**DO THIS**. Skip every image and restate the data word for word.

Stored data
- - - -
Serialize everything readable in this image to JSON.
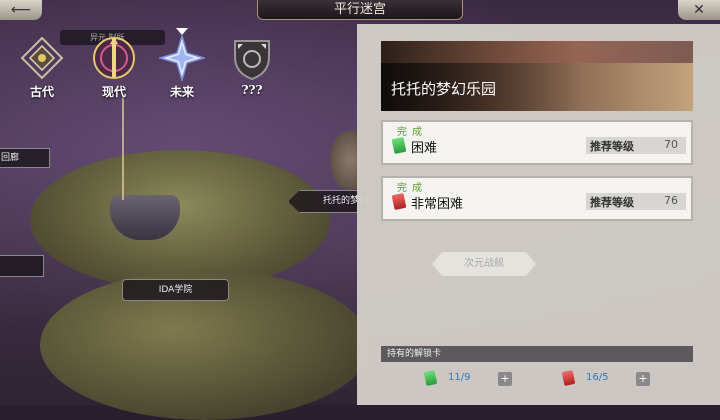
{
  "header": {
    "title": "平行迷宫",
    "back_icon": "back-arrow-icon",
    "close_icon": "close-icon",
    "back_glyph": "⟵",
    "close_glyph": "✕"
  },
  "eras": [
    {
      "label": "古代",
      "icon": "ancient-emblem-icon"
    },
    {
      "label": "现代",
      "icon": "modern-emblem-icon"
    },
    {
      "label": "未来",
      "icon": "future-emblem-icon"
    },
    {
      "label": "???",
      "icon": "unknown-emblem-icon"
    }
  ],
  "era_banner": "异元       制所",
  "map": {
    "label_huilang": "回廊",
    "label_ida": "IDA学院",
    "label_tuotuo": "托托的梦幻",
    "label_small": ""
  },
  "detail": {
    "title": "托托的梦幻乐园",
    "difficulties": [
      {
        "status": "完成",
        "name": "困难",
        "recommend_label": "推荐等级",
        "level": "70",
        "ticket_color": "#3aa84a"
      },
      {
        "status": "完成",
        "name": "非常困难",
        "recommend_label": "推荐等级",
        "level": "76",
        "ticket_color": "#c02a2a"
      }
    ],
    "dim_button": "次元战舰",
    "held_label": "持有的解锁卡",
    "held": [
      {
        "ticket_color": "#3aa84a",
        "count": "11/9"
      },
      {
        "ticket_color": "#c02a2a",
        "count": "16/5"
      }
    ]
  }
}
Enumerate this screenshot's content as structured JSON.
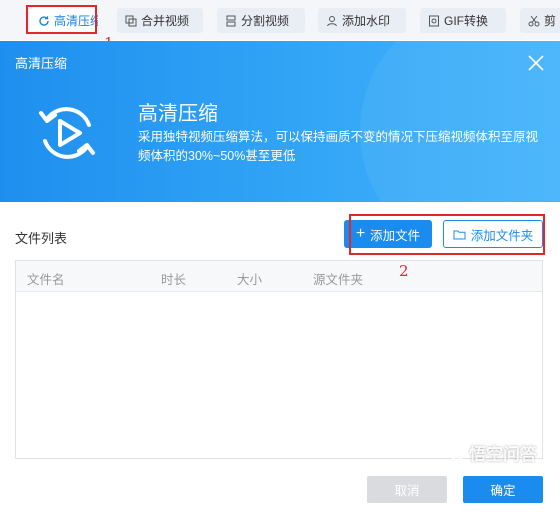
{
  "toolbar": {
    "items": [
      {
        "label": "高清压缩",
        "icon": "compress-refresh-icon"
      },
      {
        "label": "合并视频",
        "icon": "merge-icon"
      },
      {
        "label": "分割视频",
        "icon": "split-icon"
      },
      {
        "label": "添加水印",
        "icon": "watermark-icon"
      },
      {
        "label": "GIF转换",
        "icon": "gif-icon"
      },
      {
        "label": "剪",
        "icon": "scissors-icon"
      }
    ]
  },
  "annotations": {
    "n1": "1",
    "n2": "2"
  },
  "dialog": {
    "title": "高清压缩",
    "hero_title": "高清压缩",
    "hero_desc": "采用独特视频压缩算法，可以保持画质不变的情况下压缩视频体积至原视频体积的30%~50%甚至更低",
    "file_list_label": "文件列表",
    "add_file": "添加文件",
    "add_folder": "添加文件夹",
    "columns": [
      "文件名",
      "时长",
      "大小",
      "源文件夹"
    ],
    "cancel": "取消",
    "ok": "确定"
  },
  "watermark": {
    "text": "悟空问答"
  },
  "colors": {
    "accent": "#1a8cf0",
    "annotation": "#e3262b"
  }
}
- - - -
**EXERCISE RESPONSE**.
Serialize everything readable in this image to JSON.
{
  "header": {
    "title": "平行迷宫",
    "back_icon": "back-arrow-icon",
    "close_icon": "close-icon",
    "back_glyph": "⟵",
    "close_glyph": "✕"
  },
  "eras": [
    {
      "label": "古代",
      "icon": "ancient-emblem-icon"
    },
    {
      "label": "现代",
      "icon": "modern-emblem-icon"
    },
    {
      "label": "未来",
      "icon": "future-emblem-icon"
    },
    {
      "label": "???",
      "icon": "unknown-emblem-icon"
    }
  ],
  "era_banner": "异元       制所",
  "map": {
    "label_huilang": "回廊",
    "label_ida": "IDA学院",
    "label_tuotuo": "托托的梦幻",
    "label_small": ""
  },
  "detail": {
    "title": "托托的梦幻乐园",
    "difficulties": [
      {
        "status": "完成",
        "name": "困难",
        "recommend_label": "推荐等级",
        "level": "70",
        "ticket_color": "#3aa84a"
      },
      {
        "status": "完成",
        "name": "非常困难",
        "recommend_label": "推荐等级",
        "level": "76",
        "ticket_color": "#c02a2a"
      }
    ],
    "dim_button": "次元战舰",
    "held_label": "持有的解锁卡",
    "held": [
      {
        "ticket_color": "#3aa84a",
        "count": "11/9"
      },
      {
        "ticket_color": "#c02a2a",
        "count": "16/5"
      }
    ]
  }
}
Enumerate this screenshot's content as structured JSON.
{
  "toolbar": {
    "items": [
      {
        "label": "高清压缩",
        "icon": "compress-refresh-icon"
      },
      {
        "label": "合并视频",
        "icon": "merge-icon"
      },
      {
        "label": "分割视频",
        "icon": "split-icon"
      },
      {
        "label": "添加水印",
        "icon": "watermark-icon"
      },
      {
        "label": "GIF转换",
        "icon": "gif-icon"
      },
      {
        "label": "剪",
        "icon": "scissors-icon"
      }
    ]
  },
  "annotations": {
    "n1": "1",
    "n2": "2"
  },
  "dialog": {
    "title": "高清压缩",
    "hero_title": "高清压缩",
    "hero_desc": "采用独特视频压缩算法，可以保持画质不变的情况下压缩视频体积至原视频体积的30%~50%甚至更低",
    "file_list_label": "文件列表",
    "add_file": "添加文件",
    "add_folder": "添加文件夹",
    "columns": [
      "文件名",
      "时长",
      "大小",
      "源文件夹"
    ],
    "cancel": "取消",
    "ok": "确定"
  },
  "watermark": {
    "text": "悟空问答"
  },
  "colors": {
    "accent": "#1a8cf0",
    "annotation": "#e3262b"
  }
}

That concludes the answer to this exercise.